**Records about charts and figures**
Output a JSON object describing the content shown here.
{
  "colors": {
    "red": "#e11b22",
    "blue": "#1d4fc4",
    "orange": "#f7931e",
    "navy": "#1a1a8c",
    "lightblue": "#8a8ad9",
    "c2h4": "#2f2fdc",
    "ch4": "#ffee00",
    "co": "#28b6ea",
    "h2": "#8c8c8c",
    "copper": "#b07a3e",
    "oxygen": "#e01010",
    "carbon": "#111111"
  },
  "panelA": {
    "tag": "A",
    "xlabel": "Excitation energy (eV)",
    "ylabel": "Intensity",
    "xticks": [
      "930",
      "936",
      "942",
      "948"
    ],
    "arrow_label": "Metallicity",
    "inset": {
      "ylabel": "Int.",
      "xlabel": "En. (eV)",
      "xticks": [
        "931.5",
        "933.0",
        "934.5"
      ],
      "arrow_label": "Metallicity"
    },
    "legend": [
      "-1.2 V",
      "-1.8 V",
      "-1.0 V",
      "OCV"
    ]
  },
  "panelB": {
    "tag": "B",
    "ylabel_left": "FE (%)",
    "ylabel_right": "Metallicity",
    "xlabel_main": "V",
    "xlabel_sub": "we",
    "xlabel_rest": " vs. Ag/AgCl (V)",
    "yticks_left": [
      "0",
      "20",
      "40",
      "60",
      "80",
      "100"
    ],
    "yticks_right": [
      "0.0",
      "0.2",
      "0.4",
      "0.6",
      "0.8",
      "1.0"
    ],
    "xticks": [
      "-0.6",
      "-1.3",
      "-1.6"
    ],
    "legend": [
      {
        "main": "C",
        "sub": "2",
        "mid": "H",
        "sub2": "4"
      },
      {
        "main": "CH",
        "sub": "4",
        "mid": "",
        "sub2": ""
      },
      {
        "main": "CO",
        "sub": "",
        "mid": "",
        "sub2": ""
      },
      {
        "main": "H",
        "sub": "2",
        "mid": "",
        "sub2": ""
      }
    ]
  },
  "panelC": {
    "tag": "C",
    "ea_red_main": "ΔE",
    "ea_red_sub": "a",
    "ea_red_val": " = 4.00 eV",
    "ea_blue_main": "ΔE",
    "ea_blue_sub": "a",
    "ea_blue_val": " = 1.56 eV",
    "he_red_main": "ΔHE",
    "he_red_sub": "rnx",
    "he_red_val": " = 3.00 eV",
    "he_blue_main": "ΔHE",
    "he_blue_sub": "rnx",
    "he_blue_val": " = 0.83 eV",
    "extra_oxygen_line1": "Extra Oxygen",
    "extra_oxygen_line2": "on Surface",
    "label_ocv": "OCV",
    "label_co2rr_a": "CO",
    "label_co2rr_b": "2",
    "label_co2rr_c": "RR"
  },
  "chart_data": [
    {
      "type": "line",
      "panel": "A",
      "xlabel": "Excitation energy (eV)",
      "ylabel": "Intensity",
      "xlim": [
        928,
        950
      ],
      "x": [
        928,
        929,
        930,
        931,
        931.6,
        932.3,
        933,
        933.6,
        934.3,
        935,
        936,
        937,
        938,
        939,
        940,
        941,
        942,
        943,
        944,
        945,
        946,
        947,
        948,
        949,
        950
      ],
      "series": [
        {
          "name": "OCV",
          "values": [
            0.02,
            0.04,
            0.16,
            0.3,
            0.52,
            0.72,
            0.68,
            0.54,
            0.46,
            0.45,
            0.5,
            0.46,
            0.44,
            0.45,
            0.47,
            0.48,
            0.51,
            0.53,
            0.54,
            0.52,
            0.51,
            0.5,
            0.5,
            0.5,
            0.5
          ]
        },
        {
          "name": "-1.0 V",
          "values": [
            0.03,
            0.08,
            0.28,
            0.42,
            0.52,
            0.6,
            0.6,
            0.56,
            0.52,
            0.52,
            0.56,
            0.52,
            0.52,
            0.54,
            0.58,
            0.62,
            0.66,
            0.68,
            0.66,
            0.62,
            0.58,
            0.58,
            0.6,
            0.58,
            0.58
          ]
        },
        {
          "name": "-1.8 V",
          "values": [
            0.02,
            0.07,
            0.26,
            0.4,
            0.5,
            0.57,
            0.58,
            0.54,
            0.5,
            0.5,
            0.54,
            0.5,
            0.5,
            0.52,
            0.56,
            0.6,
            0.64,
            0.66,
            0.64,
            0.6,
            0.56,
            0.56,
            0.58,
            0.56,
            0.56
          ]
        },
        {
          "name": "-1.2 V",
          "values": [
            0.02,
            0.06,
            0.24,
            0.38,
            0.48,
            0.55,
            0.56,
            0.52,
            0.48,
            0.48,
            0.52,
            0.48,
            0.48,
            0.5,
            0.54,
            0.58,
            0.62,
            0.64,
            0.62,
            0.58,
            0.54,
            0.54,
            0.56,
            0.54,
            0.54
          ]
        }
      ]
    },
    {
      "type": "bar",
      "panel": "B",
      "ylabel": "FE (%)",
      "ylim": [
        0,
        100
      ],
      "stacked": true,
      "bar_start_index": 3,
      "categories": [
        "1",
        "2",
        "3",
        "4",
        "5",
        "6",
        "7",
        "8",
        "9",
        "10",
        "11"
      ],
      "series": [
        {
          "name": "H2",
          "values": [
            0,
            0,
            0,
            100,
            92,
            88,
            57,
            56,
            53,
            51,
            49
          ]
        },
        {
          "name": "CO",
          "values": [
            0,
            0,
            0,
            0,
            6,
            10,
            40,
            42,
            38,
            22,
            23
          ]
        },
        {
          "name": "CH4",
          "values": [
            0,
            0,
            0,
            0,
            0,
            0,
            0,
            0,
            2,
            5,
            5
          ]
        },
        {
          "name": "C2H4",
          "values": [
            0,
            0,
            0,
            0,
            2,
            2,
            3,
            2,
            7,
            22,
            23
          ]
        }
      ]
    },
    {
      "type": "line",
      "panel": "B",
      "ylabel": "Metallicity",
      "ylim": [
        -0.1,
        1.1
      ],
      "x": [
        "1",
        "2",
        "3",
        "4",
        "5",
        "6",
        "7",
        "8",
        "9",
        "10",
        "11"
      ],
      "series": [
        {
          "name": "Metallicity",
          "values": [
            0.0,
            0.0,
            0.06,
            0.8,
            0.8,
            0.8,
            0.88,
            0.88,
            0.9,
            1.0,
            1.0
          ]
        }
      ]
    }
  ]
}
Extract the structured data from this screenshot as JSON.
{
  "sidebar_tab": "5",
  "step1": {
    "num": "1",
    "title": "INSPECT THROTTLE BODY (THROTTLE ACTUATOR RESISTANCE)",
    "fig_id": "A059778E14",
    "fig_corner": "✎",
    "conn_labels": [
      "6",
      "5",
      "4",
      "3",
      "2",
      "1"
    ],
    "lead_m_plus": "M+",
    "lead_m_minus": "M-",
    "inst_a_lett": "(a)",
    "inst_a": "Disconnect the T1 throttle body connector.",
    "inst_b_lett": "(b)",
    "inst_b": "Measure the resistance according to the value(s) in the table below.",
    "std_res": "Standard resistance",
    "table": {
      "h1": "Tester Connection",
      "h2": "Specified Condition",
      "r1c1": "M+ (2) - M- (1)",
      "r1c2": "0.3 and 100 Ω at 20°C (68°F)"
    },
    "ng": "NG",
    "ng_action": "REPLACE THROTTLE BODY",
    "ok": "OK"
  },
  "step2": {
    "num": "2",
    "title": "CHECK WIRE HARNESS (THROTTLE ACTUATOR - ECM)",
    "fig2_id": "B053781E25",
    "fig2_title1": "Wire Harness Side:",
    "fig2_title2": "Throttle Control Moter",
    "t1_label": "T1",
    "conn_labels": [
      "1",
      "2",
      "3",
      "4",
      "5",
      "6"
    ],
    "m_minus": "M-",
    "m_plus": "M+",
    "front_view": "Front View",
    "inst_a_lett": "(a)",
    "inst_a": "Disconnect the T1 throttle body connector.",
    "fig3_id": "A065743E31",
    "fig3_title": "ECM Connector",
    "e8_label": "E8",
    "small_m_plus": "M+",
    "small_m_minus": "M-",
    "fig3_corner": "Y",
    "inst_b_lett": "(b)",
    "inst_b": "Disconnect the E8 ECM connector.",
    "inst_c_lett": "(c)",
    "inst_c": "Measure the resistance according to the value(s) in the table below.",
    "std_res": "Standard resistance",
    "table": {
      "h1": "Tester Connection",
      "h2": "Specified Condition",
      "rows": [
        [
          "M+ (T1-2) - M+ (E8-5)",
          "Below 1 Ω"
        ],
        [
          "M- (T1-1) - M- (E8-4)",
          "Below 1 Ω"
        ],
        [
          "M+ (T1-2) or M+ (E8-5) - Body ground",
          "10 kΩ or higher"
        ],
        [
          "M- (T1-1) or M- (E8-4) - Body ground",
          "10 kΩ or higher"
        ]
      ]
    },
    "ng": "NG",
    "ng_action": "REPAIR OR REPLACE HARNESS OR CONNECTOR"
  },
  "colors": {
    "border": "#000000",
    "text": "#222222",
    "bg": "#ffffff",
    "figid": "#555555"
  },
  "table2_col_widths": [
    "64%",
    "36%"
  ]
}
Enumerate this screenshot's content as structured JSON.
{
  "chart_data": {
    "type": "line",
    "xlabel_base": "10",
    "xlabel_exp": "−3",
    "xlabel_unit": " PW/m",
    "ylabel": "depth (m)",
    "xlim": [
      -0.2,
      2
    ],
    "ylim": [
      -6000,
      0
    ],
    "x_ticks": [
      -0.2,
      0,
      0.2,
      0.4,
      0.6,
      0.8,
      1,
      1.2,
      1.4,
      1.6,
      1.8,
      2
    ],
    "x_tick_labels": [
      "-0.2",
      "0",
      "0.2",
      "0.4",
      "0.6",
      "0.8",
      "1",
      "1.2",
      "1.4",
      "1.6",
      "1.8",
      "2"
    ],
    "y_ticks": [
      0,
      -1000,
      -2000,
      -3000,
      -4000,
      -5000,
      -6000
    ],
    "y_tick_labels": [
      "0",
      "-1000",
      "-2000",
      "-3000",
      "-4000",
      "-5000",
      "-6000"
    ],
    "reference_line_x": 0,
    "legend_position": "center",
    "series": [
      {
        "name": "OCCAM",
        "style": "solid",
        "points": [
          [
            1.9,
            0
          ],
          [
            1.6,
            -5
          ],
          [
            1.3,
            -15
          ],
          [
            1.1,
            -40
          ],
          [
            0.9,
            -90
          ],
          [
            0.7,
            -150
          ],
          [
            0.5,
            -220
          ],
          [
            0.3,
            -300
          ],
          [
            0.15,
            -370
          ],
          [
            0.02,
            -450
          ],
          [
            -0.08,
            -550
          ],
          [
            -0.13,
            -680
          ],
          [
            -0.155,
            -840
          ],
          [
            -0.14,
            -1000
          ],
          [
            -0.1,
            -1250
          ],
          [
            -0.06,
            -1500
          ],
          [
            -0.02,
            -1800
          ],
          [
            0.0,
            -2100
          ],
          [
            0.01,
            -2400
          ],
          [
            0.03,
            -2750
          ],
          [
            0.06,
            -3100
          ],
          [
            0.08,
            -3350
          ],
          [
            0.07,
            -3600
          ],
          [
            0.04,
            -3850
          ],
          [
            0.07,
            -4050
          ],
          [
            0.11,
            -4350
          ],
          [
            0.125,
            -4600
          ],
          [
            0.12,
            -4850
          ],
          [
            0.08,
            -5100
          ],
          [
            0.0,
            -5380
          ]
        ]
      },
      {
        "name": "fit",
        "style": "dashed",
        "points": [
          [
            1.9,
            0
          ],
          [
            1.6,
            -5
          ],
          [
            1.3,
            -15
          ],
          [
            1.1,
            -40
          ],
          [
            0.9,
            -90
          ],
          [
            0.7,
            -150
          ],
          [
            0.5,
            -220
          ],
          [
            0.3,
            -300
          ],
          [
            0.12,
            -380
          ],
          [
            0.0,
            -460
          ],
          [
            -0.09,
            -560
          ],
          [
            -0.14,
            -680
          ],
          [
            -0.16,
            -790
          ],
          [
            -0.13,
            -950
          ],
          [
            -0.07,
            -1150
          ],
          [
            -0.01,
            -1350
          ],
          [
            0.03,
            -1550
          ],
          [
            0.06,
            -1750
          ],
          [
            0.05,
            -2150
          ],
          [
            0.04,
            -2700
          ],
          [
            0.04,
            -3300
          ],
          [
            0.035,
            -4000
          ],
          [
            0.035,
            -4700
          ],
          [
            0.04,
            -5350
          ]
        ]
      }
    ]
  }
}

**Work to do**
Search the lines above for the string "according" and copy each line that has it.

**Answer to the problem**
    "inst_b": "Measure the resistance according to the value(s) in the table below.",
    "inst_c": "Measure the resistance according to the value(s) in the table below.",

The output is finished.